The records that follow should be retyped word for word.

[Dataset rows]
-- begin --

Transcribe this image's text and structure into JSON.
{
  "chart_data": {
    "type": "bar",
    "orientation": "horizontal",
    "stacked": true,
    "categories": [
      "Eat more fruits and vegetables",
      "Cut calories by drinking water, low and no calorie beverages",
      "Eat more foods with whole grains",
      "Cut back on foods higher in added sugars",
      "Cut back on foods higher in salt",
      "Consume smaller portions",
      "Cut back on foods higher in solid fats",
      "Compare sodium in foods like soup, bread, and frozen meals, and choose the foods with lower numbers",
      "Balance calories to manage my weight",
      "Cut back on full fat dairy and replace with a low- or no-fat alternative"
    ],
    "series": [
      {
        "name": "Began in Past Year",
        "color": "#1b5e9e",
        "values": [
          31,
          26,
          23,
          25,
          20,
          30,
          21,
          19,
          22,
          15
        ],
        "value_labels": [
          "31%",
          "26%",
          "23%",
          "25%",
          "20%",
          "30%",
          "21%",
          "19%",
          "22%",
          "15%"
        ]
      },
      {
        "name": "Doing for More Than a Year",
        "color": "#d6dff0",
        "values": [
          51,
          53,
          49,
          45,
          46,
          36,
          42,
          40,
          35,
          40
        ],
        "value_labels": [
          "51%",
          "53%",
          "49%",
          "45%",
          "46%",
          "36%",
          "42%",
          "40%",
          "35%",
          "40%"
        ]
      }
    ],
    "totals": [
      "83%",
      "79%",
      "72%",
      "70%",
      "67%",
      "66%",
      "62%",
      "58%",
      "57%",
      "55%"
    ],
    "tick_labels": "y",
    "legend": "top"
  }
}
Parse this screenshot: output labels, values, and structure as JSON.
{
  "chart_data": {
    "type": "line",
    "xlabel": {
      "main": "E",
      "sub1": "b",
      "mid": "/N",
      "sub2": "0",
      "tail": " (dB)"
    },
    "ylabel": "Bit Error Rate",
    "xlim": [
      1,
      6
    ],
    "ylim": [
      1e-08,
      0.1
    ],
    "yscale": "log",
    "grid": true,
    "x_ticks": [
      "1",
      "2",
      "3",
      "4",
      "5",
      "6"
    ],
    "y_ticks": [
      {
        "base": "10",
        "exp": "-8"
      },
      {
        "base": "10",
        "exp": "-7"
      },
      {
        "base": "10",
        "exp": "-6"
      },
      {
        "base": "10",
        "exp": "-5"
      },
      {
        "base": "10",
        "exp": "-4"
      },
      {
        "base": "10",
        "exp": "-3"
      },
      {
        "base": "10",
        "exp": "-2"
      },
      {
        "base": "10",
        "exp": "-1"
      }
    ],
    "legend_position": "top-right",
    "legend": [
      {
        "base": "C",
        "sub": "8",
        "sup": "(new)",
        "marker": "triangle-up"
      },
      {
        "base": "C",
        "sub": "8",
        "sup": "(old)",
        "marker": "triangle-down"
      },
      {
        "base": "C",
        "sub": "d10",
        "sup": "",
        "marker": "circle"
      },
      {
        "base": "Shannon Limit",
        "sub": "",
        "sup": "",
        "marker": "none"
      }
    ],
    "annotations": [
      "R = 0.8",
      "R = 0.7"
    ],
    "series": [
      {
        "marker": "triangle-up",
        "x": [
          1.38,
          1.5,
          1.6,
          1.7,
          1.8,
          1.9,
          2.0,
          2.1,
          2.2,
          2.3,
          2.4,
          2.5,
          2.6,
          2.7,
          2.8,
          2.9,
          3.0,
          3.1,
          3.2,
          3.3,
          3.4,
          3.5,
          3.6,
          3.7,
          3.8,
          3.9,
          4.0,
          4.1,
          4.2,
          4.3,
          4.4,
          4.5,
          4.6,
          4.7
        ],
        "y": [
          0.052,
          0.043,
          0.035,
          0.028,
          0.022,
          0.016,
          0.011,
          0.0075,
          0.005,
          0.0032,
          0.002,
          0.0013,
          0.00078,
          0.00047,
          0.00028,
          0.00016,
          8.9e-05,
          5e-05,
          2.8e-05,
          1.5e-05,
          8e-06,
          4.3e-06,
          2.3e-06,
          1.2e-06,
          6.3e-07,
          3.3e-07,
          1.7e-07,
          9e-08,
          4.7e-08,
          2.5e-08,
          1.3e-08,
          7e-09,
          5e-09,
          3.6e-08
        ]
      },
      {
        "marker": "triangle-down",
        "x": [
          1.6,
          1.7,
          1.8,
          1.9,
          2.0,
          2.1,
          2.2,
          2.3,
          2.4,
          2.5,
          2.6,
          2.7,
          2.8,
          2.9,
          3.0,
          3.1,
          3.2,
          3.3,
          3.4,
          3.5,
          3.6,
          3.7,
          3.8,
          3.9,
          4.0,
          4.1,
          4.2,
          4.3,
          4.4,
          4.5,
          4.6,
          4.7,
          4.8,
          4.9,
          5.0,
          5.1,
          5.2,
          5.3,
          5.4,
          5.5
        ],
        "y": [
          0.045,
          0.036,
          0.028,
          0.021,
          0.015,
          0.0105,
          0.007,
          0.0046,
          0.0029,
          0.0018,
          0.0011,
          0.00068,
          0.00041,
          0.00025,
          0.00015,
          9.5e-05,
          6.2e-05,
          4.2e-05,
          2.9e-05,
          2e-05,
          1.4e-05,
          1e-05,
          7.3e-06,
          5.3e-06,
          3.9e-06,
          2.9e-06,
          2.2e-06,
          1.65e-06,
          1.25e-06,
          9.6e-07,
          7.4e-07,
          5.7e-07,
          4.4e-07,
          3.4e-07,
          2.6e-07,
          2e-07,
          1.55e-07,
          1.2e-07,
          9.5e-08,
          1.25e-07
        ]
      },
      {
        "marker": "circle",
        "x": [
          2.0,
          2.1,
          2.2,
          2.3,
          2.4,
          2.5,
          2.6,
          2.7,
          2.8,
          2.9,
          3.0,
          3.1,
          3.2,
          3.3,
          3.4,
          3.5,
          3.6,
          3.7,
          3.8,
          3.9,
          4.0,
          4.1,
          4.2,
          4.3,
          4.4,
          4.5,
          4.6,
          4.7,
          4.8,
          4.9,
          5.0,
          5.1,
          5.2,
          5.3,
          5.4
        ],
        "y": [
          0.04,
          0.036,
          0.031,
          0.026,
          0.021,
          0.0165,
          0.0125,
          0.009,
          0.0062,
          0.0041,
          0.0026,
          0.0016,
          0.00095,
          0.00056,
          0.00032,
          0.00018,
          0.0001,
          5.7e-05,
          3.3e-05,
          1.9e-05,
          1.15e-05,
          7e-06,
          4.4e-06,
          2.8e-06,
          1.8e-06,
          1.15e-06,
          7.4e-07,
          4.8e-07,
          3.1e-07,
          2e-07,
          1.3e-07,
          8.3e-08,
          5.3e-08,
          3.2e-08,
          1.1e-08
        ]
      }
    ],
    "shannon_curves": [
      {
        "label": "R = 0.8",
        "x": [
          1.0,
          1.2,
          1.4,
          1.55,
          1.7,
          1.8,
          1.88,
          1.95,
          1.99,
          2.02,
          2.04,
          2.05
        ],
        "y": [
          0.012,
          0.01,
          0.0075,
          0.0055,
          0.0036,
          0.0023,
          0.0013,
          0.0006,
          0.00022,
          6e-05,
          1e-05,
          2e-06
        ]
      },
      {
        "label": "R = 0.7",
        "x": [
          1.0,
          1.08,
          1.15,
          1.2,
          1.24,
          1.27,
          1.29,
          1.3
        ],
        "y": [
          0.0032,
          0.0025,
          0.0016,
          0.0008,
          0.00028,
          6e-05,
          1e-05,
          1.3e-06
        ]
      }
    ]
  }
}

-- end --

Answer in full:
Transcribe this image's text and structure into JSON.
{
  "chart_data": {
    "type": "bar",
    "orientation": "horizontal",
    "stacked": true,
    "categories": [
      "Eat more fruits and vegetables",
      "Cut calories by drinking water, low and no calorie beverages",
      "Eat more foods with whole grains",
      "Cut back on foods higher in added sugars",
      "Cut back on foods higher in salt",
      "Consume smaller portions",
      "Cut back on foods higher in solid fats",
      "Compare sodium in foods like soup, bread, and frozen meals, and choose the foods with lower numbers",
      "Balance calories to manage my weight",
      "Cut back on full fat dairy and replace with a low- or no-fat alternative"
    ],
    "series": [
      {
        "name": "Began in Past Year",
        "color": "#1b5e9e",
        "values": [
          31,
          26,
          23,
          25,
          20,
          30,
          21,
          19,
          22,
          15
        ],
        "value_labels": [
          "31%",
          "26%",
          "23%",
          "25%",
          "20%",
          "30%",
          "21%",
          "19%",
          "22%",
          "15%"
        ]
      },
      {
        "name": "Doing for More Than a Year",
        "color": "#d6dff0",
        "values": [
          51,
          53,
          49,
          45,
          46,
          36,
          42,
          40,
          35,
          40
        ],
        "value_labels": [
          "51%",
          "53%",
          "49%",
          "45%",
          "46%",
          "36%",
          "42%",
          "40%",
          "35%",
          "40%"
        ]
      }
    ],
    "totals": [
      "83%",
      "79%",
      "72%",
      "70%",
      "67%",
      "66%",
      "62%",
      "58%",
      "57%",
      "55%"
    ],
    "tick_labels": "y",
    "legend": "top"
  }
}
Parse this screenshot: output labels, values, and structure as JSON.
{
  "chart_data": {
    "type": "line",
    "xlabel": {
      "main": "E",
      "sub1": "b",
      "mid": "/N",
      "sub2": "0",
      "tail": " (dB)"
    },
    "ylabel": "Bit Error Rate",
    "xlim": [
      1,
      6
    ],
    "ylim": [
      1e-08,
      0.1
    ],
    "yscale": "log",
    "grid": true,
    "x_ticks": [
      "1",
      "2",
      "3",
      "4",
      "5",
      "6"
    ],
    "y_ticks": [
      {
        "base": "10",
        "exp": "-8"
      },
      {
        "base": "10",
        "exp": "-7"
      },
      {
        "base": "10",
        "exp": "-6"
      },
      {
        "base": "10",
        "exp": "-5"
      },
      {
        "base": "10",
        "exp": "-4"
      },
      {
        "base": "10",
        "exp": "-3"
      },
      {
        "base": "10",
        "exp": "-2"
      },
      {
        "base": "10",
        "exp": "-1"
      }
    ],
    "legend_position": "top-right",
    "legend": [
      {
        "base": "C",
        "sub": "8",
        "sup": "(new)",
        "marker": "triangle-up"
      },
      {
        "base": "C",
        "sub": "8",
        "sup": "(old)",
        "marker": "triangle-down"
      },
      {
        "base": "C",
        "sub": "d10",
        "sup": "",
        "marker": "circle"
      },
      {
        "base": "Shannon Limit",
        "sub": "",
        "sup": "",
        "marker": "none"
      }
    ],
    "annotations": [
      "R = 0.8",
      "R = 0.7"
    ],
    "series": [
      {
        "marker": "triangle-up",
        "x": [
          1.38,
          1.5,
          1.6,
          1.7,
          1.8,
          1.9,
          2.0,
          2.1,
          2.2,
          2.3,
          2.4,
          2.5,
          2.6,
          2.7,
          2.8,
          2.9,
          3.0,
          3.1,
          3.2,
          3.3,
          3.4,
          3.5,
          3.6,
          3.7,
          3.8,
          3.9,
          4.0,
          4.1,
          4.2,
          4.3,
          4.4,
          4.5,
          4.6,
          4.7
        ],
        "y": [
          0.052,
          0.043,
          0.035,
          0.028,
          0.022,
          0.016,
          0.011,
          0.0075,
          0.005,
          0.0032,
          0.002,
          0.0013,
          0.00078,
          0.00047,
          0.00028,
          0.00016,
          8.9e-05,
          5e-05,
          2.8e-05,
          1.5e-05,
          8e-06,
          4.3e-06,
          2.3e-06,
          1.2e-06,
          6.3e-07,
          3.3e-07,
          1.7e-07,
          9e-08,
          4.7e-08,
          2.5e-08,
          1.3e-08,
          7e-09,
          5e-09,
          3.6e-08
        ]
      },
      {
        "marker": "triangle-down",
        "x": [
          1.6,
          1.7,
          1.8,
          1.9,
          2.0,
          2.1,
          2.2,
          2.3,
          2.4,
          2.5,
          2.6,
          2.7,
          2.8,
          2.9,
          3.0,
          3.1,
          3.2,
          3.3,
          3.4,
          3.5,
          3.6,
          3.7,
          3.8,
          3.9,
          4.0,
          4.1,
          4.2,
          4.3,
          4.4,
          4.5,
          4.6,
          4.7,
          4.8,
          4.9,
          5.0,
          5.1,
          5.2,
          5.3,
          5.4,
          5.5
        ],
        "y": [
          0.045,
          0.036,
          0.028,
          0.021,
          0.015,
          0.0105,
          0.007,
          0.0046,
          0.0029,
          0.0018,
          0.0011,
          0.00068,
          0.00041,
          0.00025,
          0.00015,
          9.5e-05,
          6.2e-05,
          4.2e-05,
          2.9e-05,
          2e-05,
          1.4e-05,
          1e-05,
          7.3e-06,
          5.3e-06,
          3.9e-06,
          2.9e-06,
          2.2e-06,
          1.65e-06,
          1.25e-06,
          9.6e-07,
          7.4e-07,
          5.7e-07,
          4.4e-07,
          3.4e-07,
          2.6e-07,
          2e-07,
          1.55e-07,
          1.2e-07,
          9.5e-08,
          1.25e-07
        ]
      },
      {
        "marker": "circle",
        "x": [
          2.0,
          2.1,
          2.2,
          2.3,
          2.4,
          2.5,
          2.6,
          2.7,
          2.8,
          2.9,
          3.0,
          3.1,
          3.2,
          3.3,
          3.4,
          3.5,
          3.6,
          3.7,
          3.8,
          3.9,
          4.0,
          4.1,
          4.2,
          4.3,
          4.4,
          4.5,
          4.6,
          4.7,
          4.8,
          4.9,
          5.0,
          5.1,
          5.2,
          5.3,
          5.4
        ],
        "y": [
          0.04,
          0.036,
          0.031,
          0.026,
          0.021,
          0.0165,
          0.0125,
          0.009,
          0.0062,
          0.0041,
          0.0026,
          0.0016,
          0.00095,
          0.00056,
          0.00032,
          0.00018,
          0.0001,
          5.7e-05,
          3.3e-05,
          1.9e-05,
          1.15e-05,
          7e-06,
          4.4e-06,
          2.8e-06,
          1.8e-06,
          1.15e-06,
          7.4e-07,
          4.8e-07,
          3.1e-07,
          2e-07,
          1.3e-07,
          8.3e-08,
          5.3e-08,
          3.2e-08,
          1.1e-08
        ]
      }
    ],
    "shannon_curves": [
      {
        "label": "R = 0.8",
        "x": [
          1.0,
          1.2,
          1.4,
          1.55,
          1.7,
          1.8,
          1.88,
          1.95,
          1.99,
          2.02,
          2.04,
          2.05
        ],
        "y": [
          0.012,
          0.01,
          0.0075,
          0.0055,
          0.0036,
          0.0023,
          0.0013,
          0.0006,
          0.00022,
          6e-05,
          1e-05,
          2e-06
        ]
      },
      {
        "label": "R = 0.7",
        "x": [
          1.0,
          1.08,
          1.15,
          1.2,
          1.24,
          1.27,
          1.29,
          1.3
        ],
        "y": [
          0.0032,
          0.0025,
          0.0016,
          0.0008,
          0.00028,
          6e-05,
          1e-05,
          1.3e-06
        ]
      }
    ]
  }
}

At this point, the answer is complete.